* Data excerpts:
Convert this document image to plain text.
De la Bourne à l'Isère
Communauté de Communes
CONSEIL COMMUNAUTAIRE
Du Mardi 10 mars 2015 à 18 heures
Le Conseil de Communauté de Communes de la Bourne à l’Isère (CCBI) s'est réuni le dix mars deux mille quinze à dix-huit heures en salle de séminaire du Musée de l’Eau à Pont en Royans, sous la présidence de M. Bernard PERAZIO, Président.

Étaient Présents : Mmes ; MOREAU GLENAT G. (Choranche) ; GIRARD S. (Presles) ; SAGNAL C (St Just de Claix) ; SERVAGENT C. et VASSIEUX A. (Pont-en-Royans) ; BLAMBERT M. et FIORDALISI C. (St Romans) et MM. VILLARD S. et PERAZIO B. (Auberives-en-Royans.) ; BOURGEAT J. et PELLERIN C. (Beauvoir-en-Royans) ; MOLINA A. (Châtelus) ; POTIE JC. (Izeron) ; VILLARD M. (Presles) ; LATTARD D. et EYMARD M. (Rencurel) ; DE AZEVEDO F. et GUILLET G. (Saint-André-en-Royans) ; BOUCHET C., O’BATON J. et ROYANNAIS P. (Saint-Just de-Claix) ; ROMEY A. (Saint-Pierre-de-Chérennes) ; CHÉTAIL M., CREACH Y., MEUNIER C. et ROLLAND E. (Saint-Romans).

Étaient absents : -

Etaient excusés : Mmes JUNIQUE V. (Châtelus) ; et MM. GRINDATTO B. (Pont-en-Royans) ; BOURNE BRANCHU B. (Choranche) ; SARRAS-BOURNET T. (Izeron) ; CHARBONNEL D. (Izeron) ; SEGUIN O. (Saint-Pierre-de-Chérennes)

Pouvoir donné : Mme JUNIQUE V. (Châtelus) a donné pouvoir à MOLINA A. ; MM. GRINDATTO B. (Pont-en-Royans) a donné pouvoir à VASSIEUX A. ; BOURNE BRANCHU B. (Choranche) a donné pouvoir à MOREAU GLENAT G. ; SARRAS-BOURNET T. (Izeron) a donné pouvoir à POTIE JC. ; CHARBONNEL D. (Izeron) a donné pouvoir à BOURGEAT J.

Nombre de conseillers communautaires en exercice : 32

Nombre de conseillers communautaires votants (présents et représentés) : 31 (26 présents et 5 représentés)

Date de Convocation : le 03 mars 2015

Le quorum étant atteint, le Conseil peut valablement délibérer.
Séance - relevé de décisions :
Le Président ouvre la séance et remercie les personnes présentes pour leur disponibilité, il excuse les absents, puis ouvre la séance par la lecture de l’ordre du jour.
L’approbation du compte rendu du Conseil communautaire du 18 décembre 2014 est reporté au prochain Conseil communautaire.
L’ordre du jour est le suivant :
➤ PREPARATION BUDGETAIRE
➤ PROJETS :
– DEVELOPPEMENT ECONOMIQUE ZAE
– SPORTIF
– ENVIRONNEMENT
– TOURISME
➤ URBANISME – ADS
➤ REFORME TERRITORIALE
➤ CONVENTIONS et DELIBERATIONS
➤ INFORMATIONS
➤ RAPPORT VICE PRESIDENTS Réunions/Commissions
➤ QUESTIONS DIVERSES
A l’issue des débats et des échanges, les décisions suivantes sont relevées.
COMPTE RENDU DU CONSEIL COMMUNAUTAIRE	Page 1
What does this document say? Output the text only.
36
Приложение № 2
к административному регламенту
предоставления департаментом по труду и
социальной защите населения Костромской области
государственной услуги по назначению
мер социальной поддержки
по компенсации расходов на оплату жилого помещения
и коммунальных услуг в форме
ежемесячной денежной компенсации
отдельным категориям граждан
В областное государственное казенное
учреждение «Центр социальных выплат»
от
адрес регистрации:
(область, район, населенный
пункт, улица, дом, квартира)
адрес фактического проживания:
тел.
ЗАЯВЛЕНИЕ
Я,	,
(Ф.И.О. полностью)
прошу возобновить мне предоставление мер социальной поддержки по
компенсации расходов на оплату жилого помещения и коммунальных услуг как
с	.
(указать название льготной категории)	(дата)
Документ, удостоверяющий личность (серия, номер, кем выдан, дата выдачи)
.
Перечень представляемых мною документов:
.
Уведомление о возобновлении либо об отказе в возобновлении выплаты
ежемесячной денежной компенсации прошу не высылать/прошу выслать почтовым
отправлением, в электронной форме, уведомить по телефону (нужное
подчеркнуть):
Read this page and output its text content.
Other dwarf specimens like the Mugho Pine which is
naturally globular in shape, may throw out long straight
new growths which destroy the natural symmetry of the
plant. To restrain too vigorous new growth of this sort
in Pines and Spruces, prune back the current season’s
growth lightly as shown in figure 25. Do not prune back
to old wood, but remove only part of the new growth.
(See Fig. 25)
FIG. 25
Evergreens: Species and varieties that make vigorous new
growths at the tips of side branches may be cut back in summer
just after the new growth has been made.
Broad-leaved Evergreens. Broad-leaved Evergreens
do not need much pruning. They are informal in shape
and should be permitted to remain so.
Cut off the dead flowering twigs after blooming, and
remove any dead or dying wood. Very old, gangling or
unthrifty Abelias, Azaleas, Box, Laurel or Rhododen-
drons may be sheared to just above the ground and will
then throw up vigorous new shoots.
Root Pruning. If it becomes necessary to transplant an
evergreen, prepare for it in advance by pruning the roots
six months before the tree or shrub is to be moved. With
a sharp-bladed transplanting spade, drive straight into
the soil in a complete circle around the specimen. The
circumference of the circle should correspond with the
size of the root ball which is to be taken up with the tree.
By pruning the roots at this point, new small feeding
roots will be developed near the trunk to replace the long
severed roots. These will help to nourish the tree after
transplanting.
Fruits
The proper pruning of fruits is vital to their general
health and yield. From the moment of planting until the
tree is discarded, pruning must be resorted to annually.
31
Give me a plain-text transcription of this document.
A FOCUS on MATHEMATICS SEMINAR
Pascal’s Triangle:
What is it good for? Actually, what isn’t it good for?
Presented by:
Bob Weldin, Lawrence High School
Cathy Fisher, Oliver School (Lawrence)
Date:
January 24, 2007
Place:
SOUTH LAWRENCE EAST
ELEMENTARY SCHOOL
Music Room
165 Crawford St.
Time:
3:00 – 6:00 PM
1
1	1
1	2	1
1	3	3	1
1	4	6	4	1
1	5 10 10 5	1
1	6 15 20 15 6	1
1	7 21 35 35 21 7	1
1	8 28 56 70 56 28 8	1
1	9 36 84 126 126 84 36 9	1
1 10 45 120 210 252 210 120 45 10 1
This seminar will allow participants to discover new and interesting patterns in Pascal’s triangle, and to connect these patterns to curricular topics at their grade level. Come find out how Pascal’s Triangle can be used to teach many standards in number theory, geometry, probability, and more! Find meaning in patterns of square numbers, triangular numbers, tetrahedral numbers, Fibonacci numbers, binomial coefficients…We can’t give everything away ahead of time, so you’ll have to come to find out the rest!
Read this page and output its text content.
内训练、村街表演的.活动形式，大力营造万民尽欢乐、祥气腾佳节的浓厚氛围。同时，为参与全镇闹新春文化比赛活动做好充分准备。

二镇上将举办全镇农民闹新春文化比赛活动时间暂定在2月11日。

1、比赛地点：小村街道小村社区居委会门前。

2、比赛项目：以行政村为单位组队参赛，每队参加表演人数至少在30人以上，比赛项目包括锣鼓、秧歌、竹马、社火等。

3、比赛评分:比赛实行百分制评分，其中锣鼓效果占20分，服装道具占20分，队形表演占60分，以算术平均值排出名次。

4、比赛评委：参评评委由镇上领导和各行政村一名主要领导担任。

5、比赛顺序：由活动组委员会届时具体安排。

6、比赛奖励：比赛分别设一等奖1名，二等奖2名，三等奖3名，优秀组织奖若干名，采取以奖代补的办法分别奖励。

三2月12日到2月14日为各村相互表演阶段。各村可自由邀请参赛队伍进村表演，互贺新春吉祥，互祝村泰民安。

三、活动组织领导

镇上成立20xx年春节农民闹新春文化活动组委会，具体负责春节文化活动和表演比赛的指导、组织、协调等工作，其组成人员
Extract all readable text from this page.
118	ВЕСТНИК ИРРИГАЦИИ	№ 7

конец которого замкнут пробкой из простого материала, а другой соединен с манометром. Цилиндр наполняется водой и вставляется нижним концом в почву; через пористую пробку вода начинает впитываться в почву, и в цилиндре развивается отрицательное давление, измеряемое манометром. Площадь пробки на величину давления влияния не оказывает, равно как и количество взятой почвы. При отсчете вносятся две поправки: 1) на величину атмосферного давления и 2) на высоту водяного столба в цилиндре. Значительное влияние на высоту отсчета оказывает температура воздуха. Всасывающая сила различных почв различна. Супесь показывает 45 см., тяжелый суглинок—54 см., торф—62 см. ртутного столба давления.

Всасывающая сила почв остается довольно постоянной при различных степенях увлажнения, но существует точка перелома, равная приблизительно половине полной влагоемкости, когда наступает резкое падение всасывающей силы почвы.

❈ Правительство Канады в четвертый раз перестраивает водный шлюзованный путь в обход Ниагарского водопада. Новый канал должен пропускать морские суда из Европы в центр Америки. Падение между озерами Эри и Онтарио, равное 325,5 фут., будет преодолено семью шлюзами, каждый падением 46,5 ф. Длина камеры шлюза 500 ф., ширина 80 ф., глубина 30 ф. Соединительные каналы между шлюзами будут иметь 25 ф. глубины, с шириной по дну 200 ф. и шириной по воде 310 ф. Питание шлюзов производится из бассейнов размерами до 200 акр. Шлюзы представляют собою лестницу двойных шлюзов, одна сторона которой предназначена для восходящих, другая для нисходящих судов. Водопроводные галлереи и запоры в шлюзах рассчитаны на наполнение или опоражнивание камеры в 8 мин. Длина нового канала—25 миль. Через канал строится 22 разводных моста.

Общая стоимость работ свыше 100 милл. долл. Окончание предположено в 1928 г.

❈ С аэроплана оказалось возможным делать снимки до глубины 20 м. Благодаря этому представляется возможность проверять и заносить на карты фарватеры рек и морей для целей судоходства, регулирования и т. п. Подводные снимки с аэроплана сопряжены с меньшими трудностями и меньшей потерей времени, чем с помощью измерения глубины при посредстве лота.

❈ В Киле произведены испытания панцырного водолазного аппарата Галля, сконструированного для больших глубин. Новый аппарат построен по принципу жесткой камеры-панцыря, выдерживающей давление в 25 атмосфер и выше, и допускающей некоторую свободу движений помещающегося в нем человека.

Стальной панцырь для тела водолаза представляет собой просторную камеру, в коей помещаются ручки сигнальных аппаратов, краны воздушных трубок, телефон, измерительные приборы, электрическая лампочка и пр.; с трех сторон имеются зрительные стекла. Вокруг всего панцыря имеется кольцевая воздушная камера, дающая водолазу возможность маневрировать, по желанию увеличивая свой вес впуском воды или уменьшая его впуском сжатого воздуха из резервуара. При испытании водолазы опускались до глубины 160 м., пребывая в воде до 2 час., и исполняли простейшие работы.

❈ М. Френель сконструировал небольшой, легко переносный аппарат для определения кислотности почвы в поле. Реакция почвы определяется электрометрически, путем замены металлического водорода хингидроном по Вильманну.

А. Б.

* To do: Give solely the number of lines in the data that contain the string "should".

* Solved problem: 2